### Input records
━━━━━━━━

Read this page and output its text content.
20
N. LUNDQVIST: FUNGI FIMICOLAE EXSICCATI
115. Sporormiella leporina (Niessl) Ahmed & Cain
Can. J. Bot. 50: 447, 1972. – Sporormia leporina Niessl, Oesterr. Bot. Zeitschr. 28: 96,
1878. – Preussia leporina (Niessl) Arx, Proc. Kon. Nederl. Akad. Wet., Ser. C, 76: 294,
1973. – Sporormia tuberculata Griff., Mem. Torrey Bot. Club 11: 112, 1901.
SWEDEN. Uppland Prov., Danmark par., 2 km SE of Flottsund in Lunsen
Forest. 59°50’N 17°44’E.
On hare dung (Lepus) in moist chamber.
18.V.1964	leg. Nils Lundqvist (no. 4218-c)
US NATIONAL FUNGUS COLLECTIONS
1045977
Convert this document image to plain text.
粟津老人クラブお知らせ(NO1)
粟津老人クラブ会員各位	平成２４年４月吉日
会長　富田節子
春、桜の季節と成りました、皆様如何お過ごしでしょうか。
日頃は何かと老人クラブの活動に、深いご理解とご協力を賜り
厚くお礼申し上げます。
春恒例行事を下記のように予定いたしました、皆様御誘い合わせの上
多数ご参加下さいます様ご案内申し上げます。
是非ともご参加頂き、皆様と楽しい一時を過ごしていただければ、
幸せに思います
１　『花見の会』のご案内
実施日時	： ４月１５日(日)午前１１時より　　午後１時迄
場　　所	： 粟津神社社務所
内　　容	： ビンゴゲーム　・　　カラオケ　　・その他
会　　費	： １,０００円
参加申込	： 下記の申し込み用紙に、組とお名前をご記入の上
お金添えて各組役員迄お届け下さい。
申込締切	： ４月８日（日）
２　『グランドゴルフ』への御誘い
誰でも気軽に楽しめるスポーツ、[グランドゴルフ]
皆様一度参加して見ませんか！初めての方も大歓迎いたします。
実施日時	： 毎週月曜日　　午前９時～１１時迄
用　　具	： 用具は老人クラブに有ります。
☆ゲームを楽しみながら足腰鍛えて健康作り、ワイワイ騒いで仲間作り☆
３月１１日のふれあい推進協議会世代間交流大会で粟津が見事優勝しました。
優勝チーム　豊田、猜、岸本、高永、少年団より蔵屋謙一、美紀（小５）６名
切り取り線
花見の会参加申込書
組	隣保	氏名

━━━━━━━━

### The task
Exact repetition is required for the lines from the one that contains "Convert this document image to plain text." through the final line; leave out everything else.

### Written solution
Convert this document image to plain text.
粟津老人クラブお知らせ(NO1)
粟津老人クラブ会員各位	平成２４年４月吉日
会長　富田節子
春、桜の季節と成りました、皆様如何お過ごしでしょうか。
日頃は何かと老人クラブの活動に、深いご理解とご協力を賜り
厚くお礼申し上げます。
春恒例行事を下記のように予定いたしました、皆様御誘い合わせの上
多数ご参加下さいます様ご案内申し上げます。
是非ともご参加頂き、皆様と楽しい一時を過ごしていただければ、
幸せに思います
１　『花見の会』のご案内
実施日時	： ４月１５日(日)午前１１時より　　午後１時迄
場　　所	： 粟津神社社務所
内　　容	： ビンゴゲーム　・　　カラオケ　　・その他
会　　費	： １,０００円
参加申込	： 下記の申し込み用紙に、組とお名前をご記入の上
お金添えて各組役員迄お届け下さい。
申込締切	： ４月８日（日）
２　『グランドゴルフ』への御誘い
誰でも気軽に楽しめるスポーツ、[グランドゴルフ]
皆様一度参加して見ませんか！初めての方も大歓迎いたします。
実施日時	： 毎週月曜日　　午前９時～１１時迄
用　　具	： 用具は老人クラブに有ります。
☆ゲームを楽しみながら足腰鍛えて健康作り、ワイワイ騒いで仲間作り☆
３月１１日のふれあい推進協議会世代間交流大会で粟津が見事優勝しました。
優勝チーム　豊田、猜、岸本、高永、少年団より蔵屋謙一、美紀（小５）６名
切り取り線
花見の会参加申込書
組	隣保	氏名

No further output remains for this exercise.